Written task >> State how many lines in the listing below include the word "smallest", and add nothing besides the number.

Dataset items
>>>

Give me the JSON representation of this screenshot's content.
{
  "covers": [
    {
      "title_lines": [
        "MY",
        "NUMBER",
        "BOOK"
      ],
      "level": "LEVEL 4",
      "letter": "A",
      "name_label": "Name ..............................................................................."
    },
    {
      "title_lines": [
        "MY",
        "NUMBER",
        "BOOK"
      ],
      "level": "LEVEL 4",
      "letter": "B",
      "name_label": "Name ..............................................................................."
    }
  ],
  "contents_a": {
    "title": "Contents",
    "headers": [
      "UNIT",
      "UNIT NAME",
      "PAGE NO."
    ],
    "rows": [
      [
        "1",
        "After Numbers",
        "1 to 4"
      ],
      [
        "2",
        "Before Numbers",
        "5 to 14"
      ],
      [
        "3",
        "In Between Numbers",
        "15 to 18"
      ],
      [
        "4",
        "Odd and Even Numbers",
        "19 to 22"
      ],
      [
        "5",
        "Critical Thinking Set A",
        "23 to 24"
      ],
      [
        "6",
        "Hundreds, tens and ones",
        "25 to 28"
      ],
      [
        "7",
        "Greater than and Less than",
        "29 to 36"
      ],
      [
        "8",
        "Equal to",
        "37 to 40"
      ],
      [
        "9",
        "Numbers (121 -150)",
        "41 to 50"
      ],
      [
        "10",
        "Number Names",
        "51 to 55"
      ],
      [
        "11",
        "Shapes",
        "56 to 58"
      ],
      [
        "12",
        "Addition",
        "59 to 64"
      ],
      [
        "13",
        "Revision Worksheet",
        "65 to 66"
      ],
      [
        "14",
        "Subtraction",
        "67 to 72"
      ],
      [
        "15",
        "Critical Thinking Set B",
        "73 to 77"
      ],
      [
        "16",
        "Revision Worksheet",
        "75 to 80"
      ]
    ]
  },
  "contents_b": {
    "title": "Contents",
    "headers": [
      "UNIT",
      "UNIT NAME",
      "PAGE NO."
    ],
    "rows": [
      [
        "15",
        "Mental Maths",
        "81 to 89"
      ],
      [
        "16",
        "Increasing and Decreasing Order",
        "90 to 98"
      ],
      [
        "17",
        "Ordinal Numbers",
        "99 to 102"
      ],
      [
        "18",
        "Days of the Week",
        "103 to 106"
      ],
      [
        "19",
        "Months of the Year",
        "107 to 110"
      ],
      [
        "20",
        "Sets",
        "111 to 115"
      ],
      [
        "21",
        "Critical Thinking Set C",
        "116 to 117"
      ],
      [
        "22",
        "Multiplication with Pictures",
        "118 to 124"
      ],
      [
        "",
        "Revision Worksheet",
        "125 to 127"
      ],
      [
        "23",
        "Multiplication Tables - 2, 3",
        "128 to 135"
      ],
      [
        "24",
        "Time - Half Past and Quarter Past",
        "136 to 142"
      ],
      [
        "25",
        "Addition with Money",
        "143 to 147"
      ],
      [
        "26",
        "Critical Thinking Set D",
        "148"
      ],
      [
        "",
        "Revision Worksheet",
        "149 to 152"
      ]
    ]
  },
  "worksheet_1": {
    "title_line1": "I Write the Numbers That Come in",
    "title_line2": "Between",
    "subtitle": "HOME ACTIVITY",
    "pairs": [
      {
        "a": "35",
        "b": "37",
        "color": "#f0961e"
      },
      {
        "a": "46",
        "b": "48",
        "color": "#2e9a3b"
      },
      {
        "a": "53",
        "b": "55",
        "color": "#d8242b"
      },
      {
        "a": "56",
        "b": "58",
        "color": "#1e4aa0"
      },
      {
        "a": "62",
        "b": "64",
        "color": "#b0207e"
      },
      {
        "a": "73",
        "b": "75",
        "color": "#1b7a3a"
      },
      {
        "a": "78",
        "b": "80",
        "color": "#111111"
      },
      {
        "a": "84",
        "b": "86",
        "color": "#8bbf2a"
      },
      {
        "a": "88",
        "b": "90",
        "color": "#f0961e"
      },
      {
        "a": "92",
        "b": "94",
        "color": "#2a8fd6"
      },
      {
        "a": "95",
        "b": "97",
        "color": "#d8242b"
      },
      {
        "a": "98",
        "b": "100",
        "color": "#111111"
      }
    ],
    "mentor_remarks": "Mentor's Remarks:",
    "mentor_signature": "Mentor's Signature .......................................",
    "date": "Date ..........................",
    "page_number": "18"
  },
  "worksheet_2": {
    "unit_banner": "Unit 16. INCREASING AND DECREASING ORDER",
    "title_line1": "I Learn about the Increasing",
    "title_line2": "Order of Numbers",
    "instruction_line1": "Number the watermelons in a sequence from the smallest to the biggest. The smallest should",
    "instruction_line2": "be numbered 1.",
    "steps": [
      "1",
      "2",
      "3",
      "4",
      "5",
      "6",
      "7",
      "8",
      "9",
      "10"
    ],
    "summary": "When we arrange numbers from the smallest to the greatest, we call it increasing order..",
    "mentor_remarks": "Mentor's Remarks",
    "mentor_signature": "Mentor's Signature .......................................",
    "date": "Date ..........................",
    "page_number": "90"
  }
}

<<<
>>>

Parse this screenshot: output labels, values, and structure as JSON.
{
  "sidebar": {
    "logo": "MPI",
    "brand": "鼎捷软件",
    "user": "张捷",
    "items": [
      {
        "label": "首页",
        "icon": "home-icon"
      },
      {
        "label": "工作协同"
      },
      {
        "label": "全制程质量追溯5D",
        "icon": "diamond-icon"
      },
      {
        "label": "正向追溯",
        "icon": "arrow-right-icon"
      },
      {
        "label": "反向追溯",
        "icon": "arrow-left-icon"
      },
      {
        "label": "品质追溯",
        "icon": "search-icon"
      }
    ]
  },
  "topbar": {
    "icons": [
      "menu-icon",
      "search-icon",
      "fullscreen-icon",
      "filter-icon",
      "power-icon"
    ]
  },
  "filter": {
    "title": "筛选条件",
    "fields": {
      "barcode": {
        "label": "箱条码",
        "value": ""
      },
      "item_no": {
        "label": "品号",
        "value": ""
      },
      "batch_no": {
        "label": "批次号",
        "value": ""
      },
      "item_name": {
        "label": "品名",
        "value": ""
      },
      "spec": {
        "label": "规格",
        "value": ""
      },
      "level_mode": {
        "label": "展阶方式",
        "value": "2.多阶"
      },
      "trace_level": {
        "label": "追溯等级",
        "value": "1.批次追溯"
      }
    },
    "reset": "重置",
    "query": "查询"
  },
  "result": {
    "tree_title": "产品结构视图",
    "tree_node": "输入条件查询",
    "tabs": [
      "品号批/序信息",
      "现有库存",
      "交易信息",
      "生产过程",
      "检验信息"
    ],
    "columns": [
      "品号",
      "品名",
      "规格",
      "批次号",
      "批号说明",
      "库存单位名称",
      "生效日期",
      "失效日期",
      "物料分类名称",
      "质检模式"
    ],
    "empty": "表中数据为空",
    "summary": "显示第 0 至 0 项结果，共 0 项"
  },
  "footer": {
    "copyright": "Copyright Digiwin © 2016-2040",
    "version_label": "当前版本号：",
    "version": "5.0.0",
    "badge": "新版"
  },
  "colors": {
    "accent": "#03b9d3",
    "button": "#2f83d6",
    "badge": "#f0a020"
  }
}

<<<

Correct response >> 2